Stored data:
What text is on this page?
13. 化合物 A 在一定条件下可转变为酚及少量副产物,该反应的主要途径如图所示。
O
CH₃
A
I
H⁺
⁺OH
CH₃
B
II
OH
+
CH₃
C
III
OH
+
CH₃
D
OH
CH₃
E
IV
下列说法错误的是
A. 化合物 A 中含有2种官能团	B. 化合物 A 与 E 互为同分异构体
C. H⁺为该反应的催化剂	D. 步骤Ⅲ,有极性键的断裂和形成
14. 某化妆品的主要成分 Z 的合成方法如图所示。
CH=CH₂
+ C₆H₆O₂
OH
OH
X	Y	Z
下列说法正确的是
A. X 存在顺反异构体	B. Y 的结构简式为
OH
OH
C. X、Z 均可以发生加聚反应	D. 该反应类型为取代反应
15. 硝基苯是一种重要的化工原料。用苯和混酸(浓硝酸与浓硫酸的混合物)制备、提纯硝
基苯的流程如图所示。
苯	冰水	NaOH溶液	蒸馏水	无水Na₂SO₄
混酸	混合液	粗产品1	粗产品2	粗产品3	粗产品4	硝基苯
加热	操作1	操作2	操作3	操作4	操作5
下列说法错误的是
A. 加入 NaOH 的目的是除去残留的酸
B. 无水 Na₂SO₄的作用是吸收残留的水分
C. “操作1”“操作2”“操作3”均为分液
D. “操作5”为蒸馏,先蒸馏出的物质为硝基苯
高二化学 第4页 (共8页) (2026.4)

DESCRIPTION OF THE TASK: From the records above, extract each line exactly as shown.

RESULT:
What text is on this page?
13. 化合物 A 在一定条件下可转变为酚及少量副产物,该反应的主要途径如图所示。
O
CH₃
A
I
H⁺
⁺OH
CH₃
B
II
OH
+
CH₃
C
III
OH
+
CH₃
D
OH
CH₃
E
IV
下列说法错误的是
A. 化合物 A 中含有2种官能团	B. 化合物 A 与 E 互为同分异构体
C. H⁺为该反应的催化剂	D. 步骤Ⅲ,有极性键的断裂和形成
14. 某化妆品的主要成分 Z 的合成方法如图所示。
CH=CH₂
+ C₆H₆O₂
OH
OH
X	Y	Z
下列说法正确的是
A. X 存在顺反异构体	B. Y 的结构简式为
OH
OH
C. X、Z 均可以发生加聚反应	D. 该反应类型为取代反应
15. 硝基苯是一种重要的化工原料。用苯和混酸(浓硝酸与浓硫酸的混合物)制备、提纯硝
基苯的流程如图所示。
苯	冰水	NaOH溶液	蒸馏水	无水Na₂SO₄
混酸	混合液	粗产品1	粗产品2	粗产品3	粗产品4	硝基苯
加热	操作1	操作2	操作3	操作4	操作5
下列说法错误的是
A. 加入 NaOH 的目的是除去残留的酸
B. 无水 Na₂SO₄的作用是吸收残留的水分
C. “操作1”“操作2”“操作3”均为分液
D. “操作5”为蒸馏,先蒸馏出的物质为硝基苯
高二化学 第4页 (共8页) (2026.4)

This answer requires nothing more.